EXERCISE TASK
Whenever a line contains the string "системе", copy it out of the entries.

====

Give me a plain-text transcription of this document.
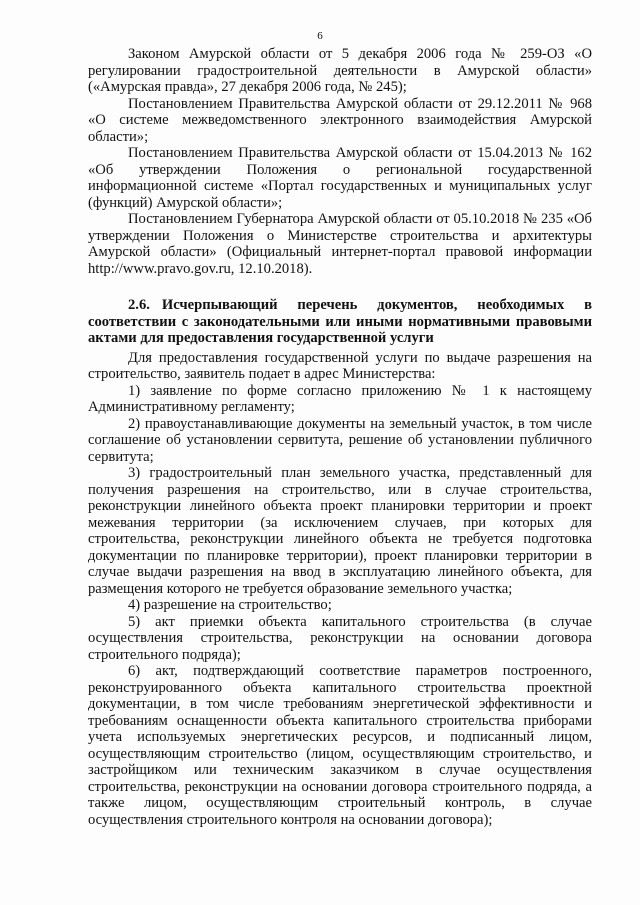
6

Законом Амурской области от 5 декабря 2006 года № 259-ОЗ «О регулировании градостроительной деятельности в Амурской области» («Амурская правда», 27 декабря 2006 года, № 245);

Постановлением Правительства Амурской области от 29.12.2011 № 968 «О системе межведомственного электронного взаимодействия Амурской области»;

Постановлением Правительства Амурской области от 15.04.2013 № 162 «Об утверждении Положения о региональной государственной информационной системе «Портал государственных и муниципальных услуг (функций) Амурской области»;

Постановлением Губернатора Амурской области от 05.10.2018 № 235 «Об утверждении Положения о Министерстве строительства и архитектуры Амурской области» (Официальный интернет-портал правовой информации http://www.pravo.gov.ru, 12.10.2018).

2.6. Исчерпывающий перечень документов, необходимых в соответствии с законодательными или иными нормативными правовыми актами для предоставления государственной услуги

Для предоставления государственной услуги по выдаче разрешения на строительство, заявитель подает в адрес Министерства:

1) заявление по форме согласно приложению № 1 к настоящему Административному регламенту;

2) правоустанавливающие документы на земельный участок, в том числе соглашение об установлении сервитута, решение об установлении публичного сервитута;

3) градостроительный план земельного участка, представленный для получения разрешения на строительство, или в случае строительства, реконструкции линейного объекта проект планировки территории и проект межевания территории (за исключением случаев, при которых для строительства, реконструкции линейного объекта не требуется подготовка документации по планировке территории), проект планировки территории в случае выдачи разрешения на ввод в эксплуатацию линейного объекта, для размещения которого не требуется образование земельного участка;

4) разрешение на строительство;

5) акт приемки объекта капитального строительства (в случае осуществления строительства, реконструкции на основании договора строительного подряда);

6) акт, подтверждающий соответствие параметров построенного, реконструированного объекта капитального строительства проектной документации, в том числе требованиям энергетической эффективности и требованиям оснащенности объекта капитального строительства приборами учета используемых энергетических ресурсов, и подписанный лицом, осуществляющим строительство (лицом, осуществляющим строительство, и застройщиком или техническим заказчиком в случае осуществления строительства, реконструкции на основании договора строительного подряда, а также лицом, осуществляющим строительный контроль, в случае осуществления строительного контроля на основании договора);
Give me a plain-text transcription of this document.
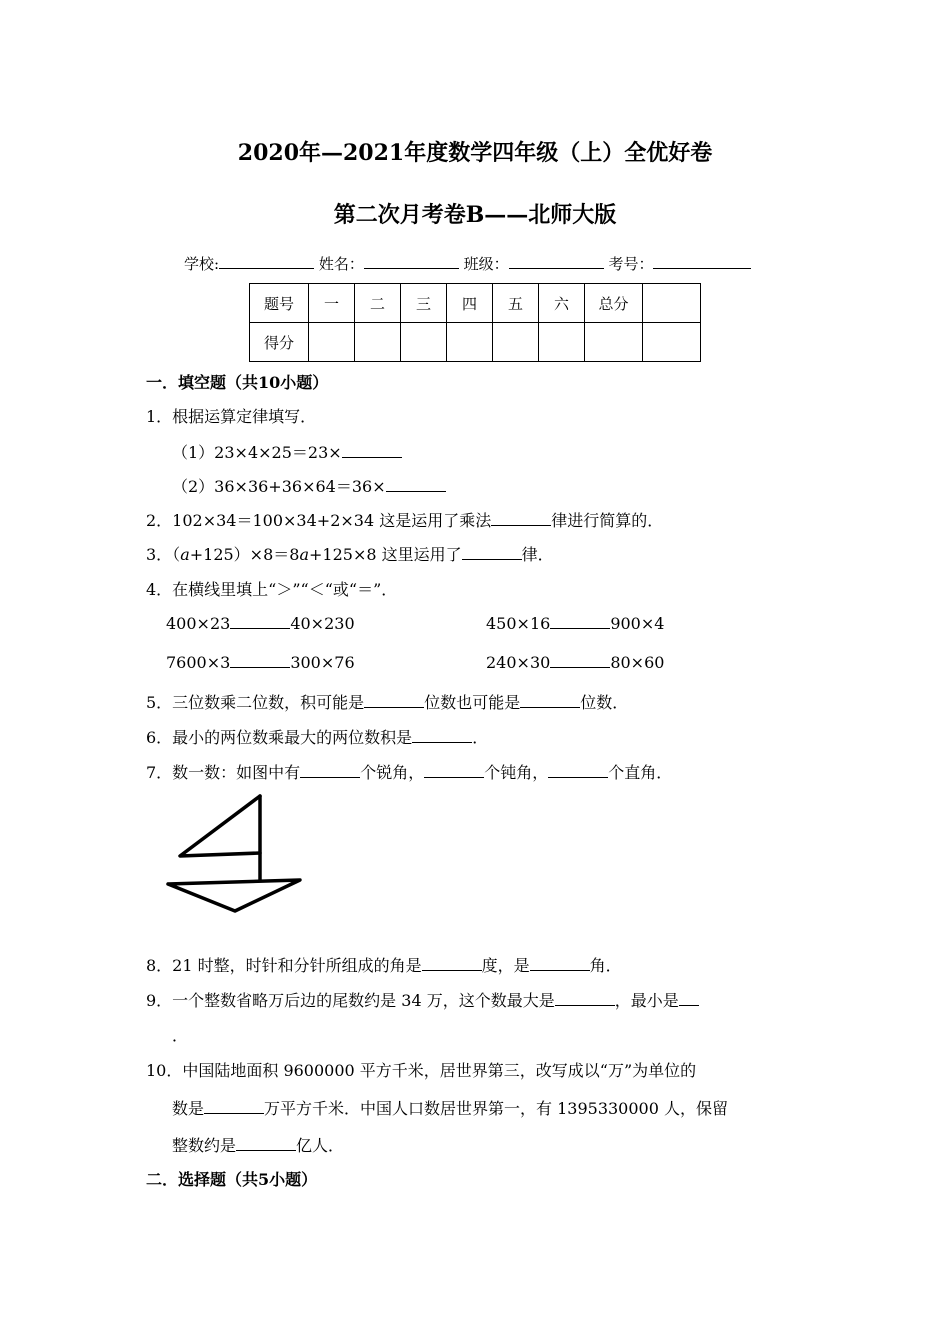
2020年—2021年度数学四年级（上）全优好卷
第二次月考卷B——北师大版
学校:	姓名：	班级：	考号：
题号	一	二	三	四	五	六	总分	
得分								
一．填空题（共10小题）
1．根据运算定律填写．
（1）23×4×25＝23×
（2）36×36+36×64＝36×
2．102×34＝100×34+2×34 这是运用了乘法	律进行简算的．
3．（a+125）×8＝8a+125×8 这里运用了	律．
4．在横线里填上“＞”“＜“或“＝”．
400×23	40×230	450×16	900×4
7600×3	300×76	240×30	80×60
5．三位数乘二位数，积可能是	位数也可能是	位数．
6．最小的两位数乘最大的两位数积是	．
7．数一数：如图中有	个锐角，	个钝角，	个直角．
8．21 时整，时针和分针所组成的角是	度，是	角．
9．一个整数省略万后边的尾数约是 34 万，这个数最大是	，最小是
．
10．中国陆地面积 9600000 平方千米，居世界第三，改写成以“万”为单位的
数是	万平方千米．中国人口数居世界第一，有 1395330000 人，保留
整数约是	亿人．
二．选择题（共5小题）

====

ANSWER TO THE TASK
Постановлением Правительства Амурской области от 29.12.2011 № 968 «О системе межведомственного электронного взаимодействия Амурской области»;
Постановлением Правительства Амурской области от 15.04.2013 № 162 «Об утверждении Положения о региональной государственной информационной системе «Портал государственных и муниципальных услуг (функций) Амурской области»;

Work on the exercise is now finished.